Exercise: Locate every line in the records below that contains the word "from", and copy each one.
··· Material for the task ···
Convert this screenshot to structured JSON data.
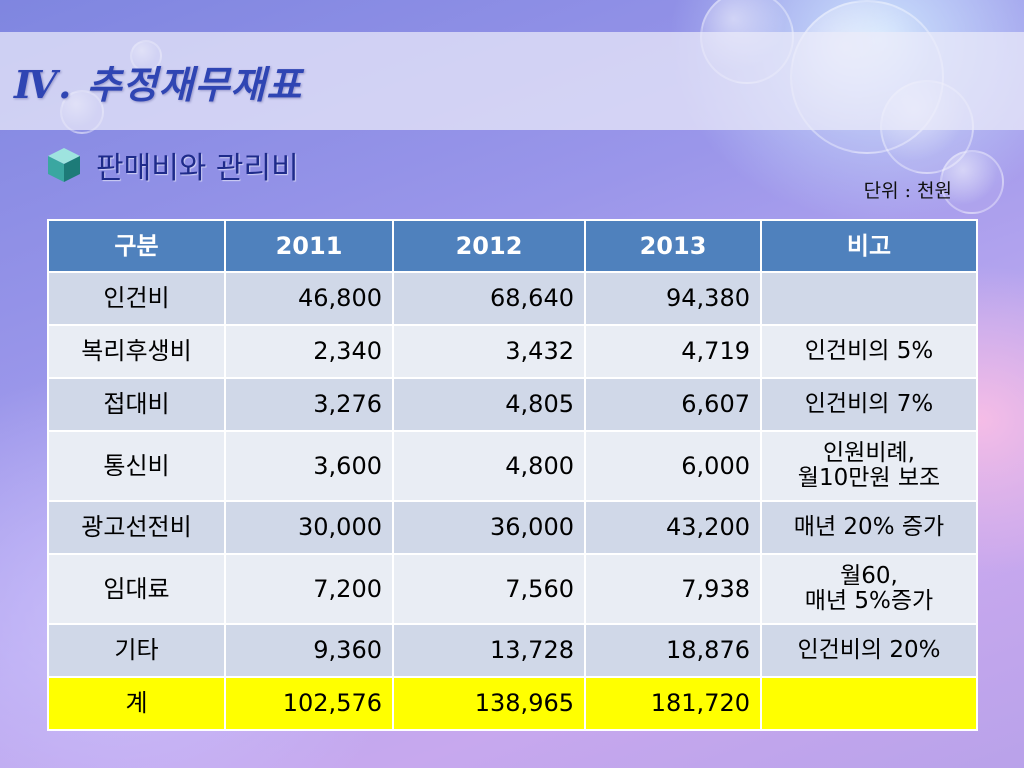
{
  "slide": {
    "title": "Ⅳ. 추정재무재표",
    "section_title": "판매비와 관리비",
    "unit_label": "단위 : 천원",
    "bullet_icon": "cube-icon"
  },
  "table": {
    "headers": [
      "구분",
      "2011",
      "2012",
      "2013",
      "비고"
    ],
    "rows": [
      {
        "category": "인건비",
        "v2011": "46,800",
        "v2012": "68,640",
        "v2013": "94,380",
        "note": [
          "",
          ""
        ]
      },
      {
        "category": "복리후생비",
        "v2011": "2,340",
        "v2012": "3,432",
        "v2013": "4,719",
        "note": [
          "인건비의 5%",
          ""
        ]
      },
      {
        "category": "접대비",
        "v2011": "3,276",
        "v2012": "4,805",
        "v2013": "6,607",
        "note": [
          "인건비의 7%",
          ""
        ]
      },
      {
        "category": "통신비",
        "v2011": "3,600",
        "v2012": "4,800",
        "v2013": "6,000",
        "note": [
          "인원비례,",
          "월10만원 보조"
        ]
      },
      {
        "category": "광고선전비",
        "v2011": "30,000",
        "v2012": "36,000",
        "v2013": "43,200",
        "note": [
          "매년 20% 증가",
          ""
        ]
      },
      {
        "category": "임대료",
        "v2011": "7,200",
        "v2012": "7,560",
        "v2013": "7,938",
        "note": [
          "월60,",
          "매년 5%증가"
        ]
      },
      {
        "category": "기타",
        "v2011": "9,360",
        "v2012": "13,728",
        "v2013": "18,876",
        "note": [
          "인건비의 20%",
          ""
        ]
      },
      {
        "category": "계",
        "v2011": "102,576",
        "v2012": "138,965",
        "v2013": "181,720",
        "note": [
          "",
          ""
        ]
      }
    ]
  },
  "colors": {
    "header_bg": "#4f81bd",
    "row_odd": "#d0d8e8",
    "row_even": "#e9edf4",
    "total_row": "#ffff00",
    "title_color": "#2f45b3"
  }
}
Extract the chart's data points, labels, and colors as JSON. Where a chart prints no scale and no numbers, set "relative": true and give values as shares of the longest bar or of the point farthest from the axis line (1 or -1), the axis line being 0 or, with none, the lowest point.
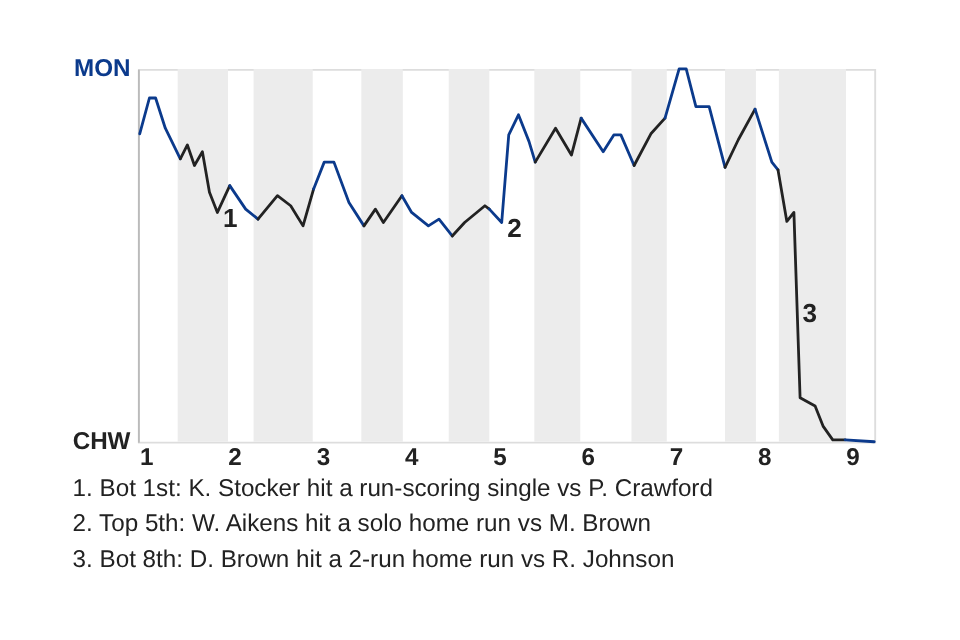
{
  "chart_data": {
    "type": "line",
    "relative": true,
    "series": [
      {
        "name": "MON",
        "color": "#0b3a8c",
        "x": [
          0.93,
          1.04,
          1.11,
          1.22,
          1.39
        ],
        "values": [
          0.826,
          0.922,
          0.922,
          0.841,
          0.759
        ]
      },
      {
        "name": "CHW",
        "color": "#222222",
        "x": [
          1.39,
          1.47,
          1.55,
          1.64,
          1.72,
          1.81,
          1.95
        ],
        "values": [
          0.759,
          0.796,
          0.741,
          0.778,
          0.669,
          0.615,
          0.687
        ]
      },
      {
        "color": "#0b3a8c",
        "x": [
          1.95,
          2.13,
          2.27
        ],
        "values": [
          0.687,
          0.624,
          0.597
        ]
      },
      {
        "color": "#222222",
        "x": [
          2.27,
          2.49,
          2.64,
          2.78,
          2.9
        ],
        "values": [
          0.597,
          0.66,
          0.633,
          0.579,
          0.678
        ]
      },
      {
        "color": "#0b3a8c",
        "x": [
          2.9,
          3.02,
          3.13,
          3.3,
          3.47
        ],
        "values": [
          0.678,
          0.75,
          0.75,
          0.642,
          0.579
        ]
      },
      {
        "color": "#222222",
        "x": [
          3.47,
          3.6,
          3.69,
          3.9
        ],
        "values": [
          0.579,
          0.624,
          0.588,
          0.66
        ]
      },
      {
        "color": "#0b3a8c",
        "x": [
          3.9,
          4.01,
          4.2,
          4.32,
          4.47
        ],
        "values": [
          0.66,
          0.615,
          0.579,
          0.597,
          0.552
        ]
      },
      {
        "color": "#222222",
        "x": [
          4.47,
          4.61,
          4.84,
          4.89
        ],
        "values": [
          0.552,
          0.588,
          0.633,
          0.624
        ]
      },
      {
        "color": "#0b3a8c",
        "x": [
          4.89,
          5.03,
          5.11,
          5.22,
          5.34,
          5.41
        ],
        "values": [
          0.624,
          0.588,
          0.823,
          0.877,
          0.805,
          0.75
        ]
      },
      {
        "color": "#222222",
        "x": [
          5.41,
          5.64,
          5.82,
          5.93
        ],
        "values": [
          0.75,
          0.841,
          0.769,
          0.868
        ]
      },
      {
        "color": "#0b3a8c",
        "x": [
          5.93,
          6.18,
          6.3,
          6.38,
          6.53
        ],
        "values": [
          0.868,
          0.778,
          0.823,
          0.823,
          0.741
        ]
      },
      {
        "color": "#222222",
        "x": [
          6.53,
          6.72,
          6.88
        ],
        "values": [
          0.741,
          0.826,
          0.868
        ]
      },
      {
        "color": "#0b3a8c",
        "x": [
          6.88,
          7.04,
          7.12,
          7.23,
          7.38,
          7.56
        ],
        "values": [
          0.868,
          1,
          1,
          0.899,
          0.899,
          0.736
        ]
      },
      {
        "color": "#222222",
        "x": [
          7.56,
          7.71,
          7.9
        ],
        "values": [
          0.736,
          0.81,
          0.892
        ]
      },
      {
        "color": "#0b3a8c",
        "x": [
          7.9,
          8.09,
          8.16
        ],
        "values": [
          0.892,
          0.75,
          0.729
        ]
      },
      {
        "color": "#222222",
        "x": [
          8.16,
          8.26,
          8.34,
          8.41,
          8.58,
          8.67,
          8.78,
          8.92
        ],
        "values": [
          0.729,
          0.591,
          0.615,
          0.118,
          0.096,
          0.042,
          0.005,
          0.005
        ]
      },
      {
        "color": "#0b3a8c",
        "x": [
          8.92,
          9.25
        ],
        "values": [
          0.005,
          0
        ]
      }
    ],
    "xlim": [
      0.91,
      9.25
    ],
    "xticks": [
      1,
      2,
      3,
      4,
      5,
      6,
      7,
      8,
      9
    ],
    "legend": "left",
    "line_style": "solid",
    "tick_labels": "x",
    "bands": [
      {
        "axis": "x",
        "from": 1.36,
        "to": 1.93,
        "color": "#ececec"
      },
      {
        "axis": "x",
        "from": 2.22,
        "to": 2.89,
        "color": "#ececec"
      },
      {
        "axis": "x",
        "from": 3.44,
        "to": 3.91,
        "color": "#ececec"
      },
      {
        "axis": "x",
        "from": 4.43,
        "to": 4.89,
        "color": "#ececec"
      },
      {
        "axis": "x",
        "from": 5.4,
        "to": 5.92,
        "color": "#ececec"
      },
      {
        "axis": "x",
        "from": 6.5,
        "to": 6.9,
        "color": "#ececec"
      },
      {
        "axis": "x",
        "from": 7.56,
        "to": 7.91,
        "color": "#ececec"
      },
      {
        "axis": "x",
        "from": 8.17,
        "to": 8.93,
        "color": "#ececec"
      }
    ],
    "annotations": [
      {
        "text": "1",
        "x": 1.81,
        "y": 0.615
      },
      {
        "text": "2",
        "x": 5.03,
        "y": 0.588
      },
      {
        "text": "3",
        "x": 8.375,
        "y": 0.362
      },
      "1. Bot 1st: K. Stocker hit a run-scoring single vs P. Crawford",
      "2. Top 5th: W. Aikens hit a solo home run vs M. Brown",
      "3. Bot 8th: D. Brown hit a 2-run home run vs R. Johnson"
    ]
  }
}
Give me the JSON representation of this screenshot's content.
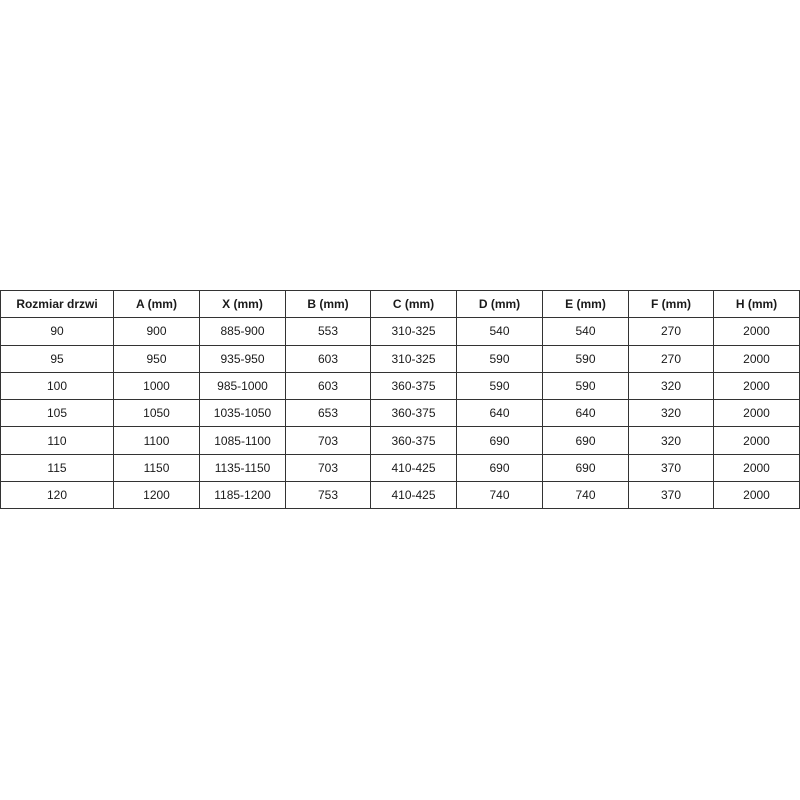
{
  "table": {
    "headers": [
      "Rozmiar drzwi",
      "A (mm)",
      "X (mm)",
      "B (mm)",
      "C (mm)",
      "D (mm)",
      "E (mm)",
      "F (mm)",
      "H (mm)"
    ],
    "rows": [
      [
        "90",
        "900",
        "885-900",
        "553",
        "310-325",
        "540",
        "540",
        "270",
        "2000"
      ],
      [
        "95",
        "950",
        "935-950",
        "603",
        "310-325",
        "590",
        "590",
        "270",
        "2000"
      ],
      [
        "100",
        "1000",
        "985-1000",
        "603",
        "360-375",
        "590",
        "590",
        "320",
        "2000"
      ],
      [
        "105",
        "1050",
        "1035-1050",
        "653",
        "360-375",
        "640",
        "640",
        "320",
        "2000"
      ],
      [
        "110",
        "1100",
        "1085-1100",
        "703",
        "360-375",
        "690",
        "690",
        "320",
        "2000"
      ],
      [
        "115",
        "1150",
        "1135-1150",
        "703",
        "410-425",
        "690",
        "690",
        "370",
        "2000"
      ],
      [
        "120",
        "1200",
        "1185-1200",
        "753",
        "410-425",
        "740",
        "740",
        "370",
        "2000"
      ]
    ]
  }
}
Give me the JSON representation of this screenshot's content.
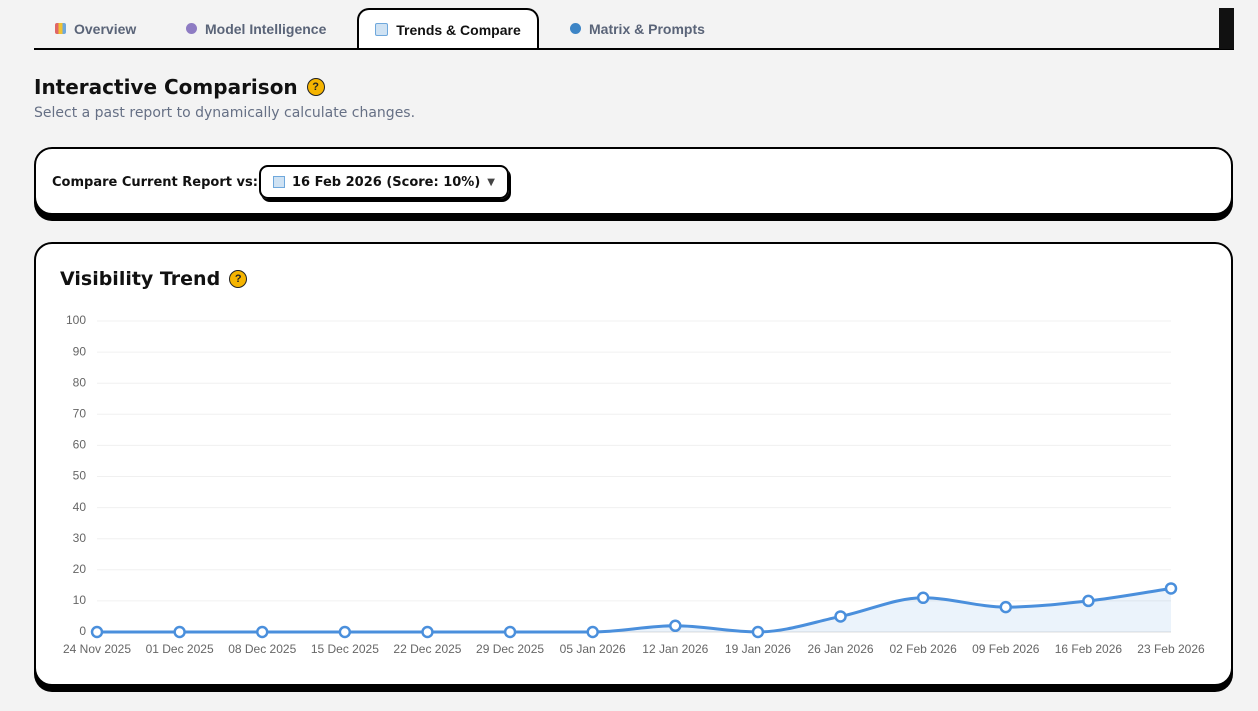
{
  "tabs": [
    "Overview",
    "Model Intelligence",
    "Trends & Compare",
    "Matrix & Prompts"
  ],
  "help": "?",
  "heading": {
    "title": "Interactive Comparison",
    "subtitle": "Select a past report to dynamically calculate changes."
  },
  "compare": {
    "label": "Compare Current Report vs:",
    "selected": "16 Feb 2026 (Score: 10%)"
  },
  "chart_data": {
    "type": "line",
    "title": "Visibility Trend",
    "categories": [
      "24 Nov 2025",
      "01 Dec 2025",
      "08 Dec 2025",
      "15 Dec 2025",
      "22 Dec 2025",
      "29 Dec 2025",
      "05 Jan 2026",
      "12 Jan 2026",
      "19 Jan 2026",
      "26 Jan 2026",
      "02 Feb 2026",
      "09 Feb 2026",
      "16 Feb 2026",
      "23 Feb 2026"
    ],
    "values": [
      0,
      0,
      0,
      0,
      0,
      0,
      0,
      2,
      0,
      5,
      11,
      8,
      10,
      14
    ],
    "color": "#4a8fdc",
    "area": true,
    "ylim": [
      0,
      100
    ],
    "yticks": [
      0,
      10,
      20,
      30,
      40,
      50,
      60,
      70,
      80,
      90,
      100
    ],
    "grid": true
  }
}
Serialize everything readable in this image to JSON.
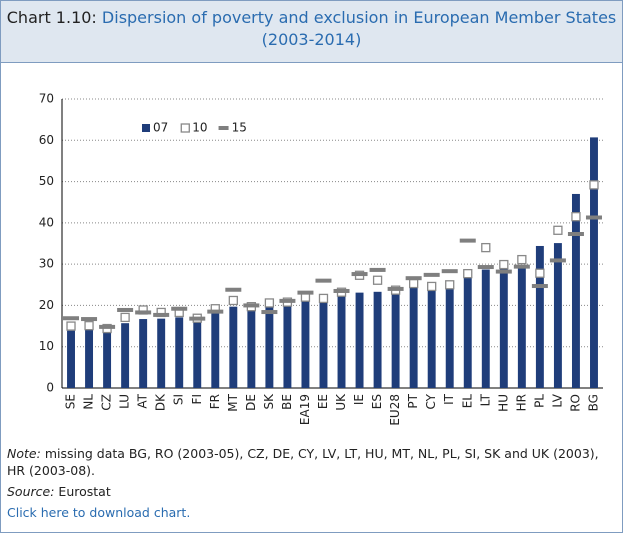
{
  "title_prefix": "Chart 1.10:",
  "chart_data": {
    "type": "bar",
    "title": "Dispersion of poverty and exclusion in European  Member States (2003-2014)",
    "categories": [
      "SE",
      "NL",
      "CZ",
      "LU",
      "AT",
      "DK",
      "SI",
      "FI",
      "FR",
      "MT",
      "DE",
      "SK",
      "BE",
      "EA19",
      "EE",
      "UK",
      "IE",
      "ES",
      "EU28",
      "PT",
      "CY",
      "IT",
      "EL",
      "LT",
      "HU",
      "HR",
      "PL",
      "LV",
      "RO",
      "BG"
    ],
    "series": [
      {
        "name": "07",
        "color": "#1f3d7a",
        "marker": "bar",
        "values": [
          13.9,
          15.0,
          14.0,
          15.7,
          16.7,
          16.8,
          17.1,
          17.4,
          19.0,
          19.7,
          20.6,
          21.3,
          21.6,
          21.8,
          22.0,
          22.6,
          23.1,
          23.3,
          24.4,
          25.0,
          25.2,
          26.0,
          28.3,
          28.7,
          29.4,
          29.3,
          34.4,
          35.1,
          47.0,
          60.7
        ]
      },
      {
        "name": "10",
        "color": "#ffffff",
        "marker": "square",
        "values": [
          15.0,
          15.1,
          14.4,
          17.1,
          18.9,
          18.3,
          18.3,
          16.9,
          19.2,
          21.2,
          19.7,
          20.6,
          20.8,
          22.0,
          21.7,
          23.2,
          27.3,
          26.1,
          23.7,
          25.3,
          24.6,
          25.0,
          27.7,
          34.0,
          29.9,
          31.1,
          27.8,
          38.2,
          41.5,
          49.2
        ]
      },
      {
        "name": "15",
        "color": "#7f7f7f",
        "marker": "dash",
        "values": [
          16.9,
          16.7,
          14.8,
          18.9,
          18.3,
          17.7,
          19.2,
          16.8,
          18.5,
          23.8,
          20.0,
          18.4,
          21.1,
          23.1,
          26.0,
          23.5,
          27.6,
          28.6,
          24.0,
          26.6,
          27.4,
          28.3,
          35.7,
          29.3,
          28.2,
          29.4,
          24.7,
          30.9,
          37.3,
          41.3
        ]
      }
    ],
    "ylim": [
      0,
      70
    ],
    "yticks": [
      0,
      10,
      20,
      30,
      40,
      50,
      60,
      70
    ],
    "grid": true,
    "legend": "top-left"
  },
  "notes": {
    "note_label": "Note:",
    "note": "missing data BG, RO (2003-05), CZ, DE, CY, LV, LT, HU, MT, NL, PL, SI, SK and UK (2003), HR (2003-08).",
    "source_label": "Source:",
    "source": "Eurostat",
    "link": "Click here to download chart."
  }
}
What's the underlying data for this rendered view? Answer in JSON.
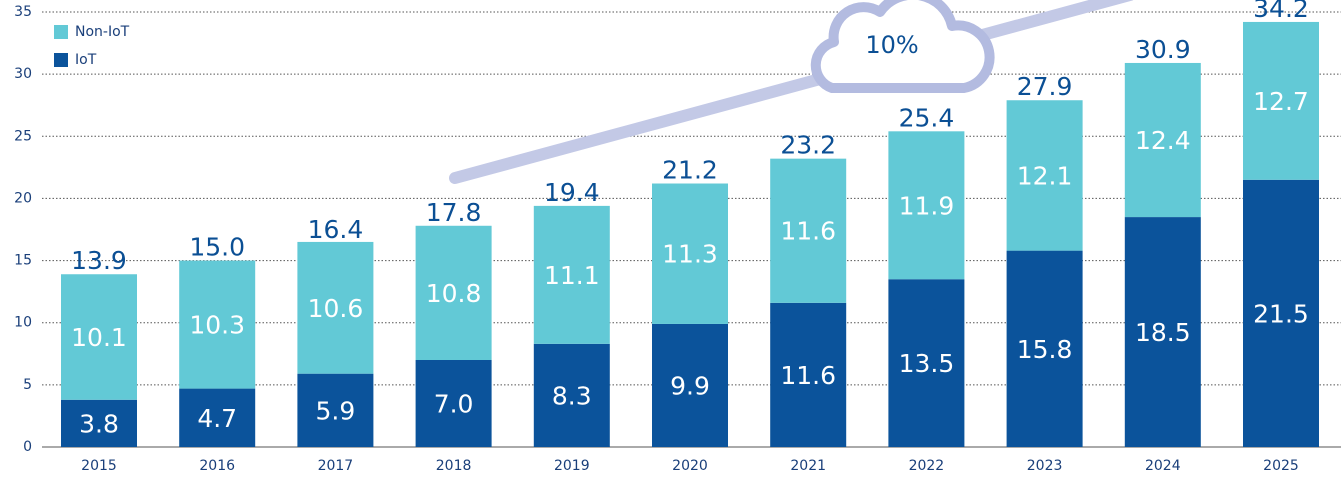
{
  "chart_data": {
    "type": "stacked_bar",
    "categories": [
      "2015",
      "2016",
      "2017",
      "2018",
      "2019",
      "2020",
      "2021",
      "2022",
      "2023",
      "2024",
      "2025"
    ],
    "series": [
      {
        "name": "Non-IoT",
        "color": "#62c9d6",
        "values": [
          10.1,
          10.3,
          10.6,
          10.8,
          11.1,
          11.3,
          11.6,
          11.9,
          12.1,
          12.4,
          12.7
        ],
        "value_labels": [
          "10.1",
          "10.3",
          "10.6",
          "10.8",
          "11.1",
          "11.3",
          "11.6",
          "11.9",
          "12.1",
          "12.4",
          "12.7"
        ]
      },
      {
        "name": "IoT",
        "color": "#0b539b",
        "values": [
          3.8,
          4.7,
          5.9,
          7.0,
          8.3,
          9.9,
          11.6,
          13.5,
          15.8,
          18.5,
          21.5
        ],
        "value_labels": [
          "3.8",
          "4.7",
          "5.9",
          "7.0",
          "8.3",
          "9.9",
          "11.6",
          "13.5",
          "15.8",
          "18.5",
          "21.5"
        ]
      }
    ],
    "totals": {
      "values": [
        13.9,
        15.0,
        16.4,
        17.8,
        19.4,
        21.2,
        23.2,
        25.4,
        27.9,
        30.9,
        34.2
      ],
      "value_labels": [
        "13.9",
        "15.0",
        "16.4",
        "17.8",
        "19.4",
        "21.2",
        "23.2",
        "25.4",
        "27.9",
        "30.9",
        "34.2"
      ]
    },
    "annotation": "10%",
    "ylim": [
      0,
      35
    ],
    "yticks": [
      0,
      5,
      10,
      15,
      20,
      25,
      30,
      35
    ],
    "grid": true,
    "legend": "top-left"
  }
}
···
In response:
Extract the chart's data points, labels, and colors as JSON. Where a chart prints no scale and no numbers, set "relative": true and give values as shares of the longest bar or of the point farthest from the axis line (1 or -1), the axis line being 0 or, with none, the lowest point.
        "from": 1.36,
        "from": 2.22,
        "from": 3.44,
        "from": 4.43,
        "from": 5.4,
        "from": 6.5,
        "from": 7.56,
        "from": 8.17,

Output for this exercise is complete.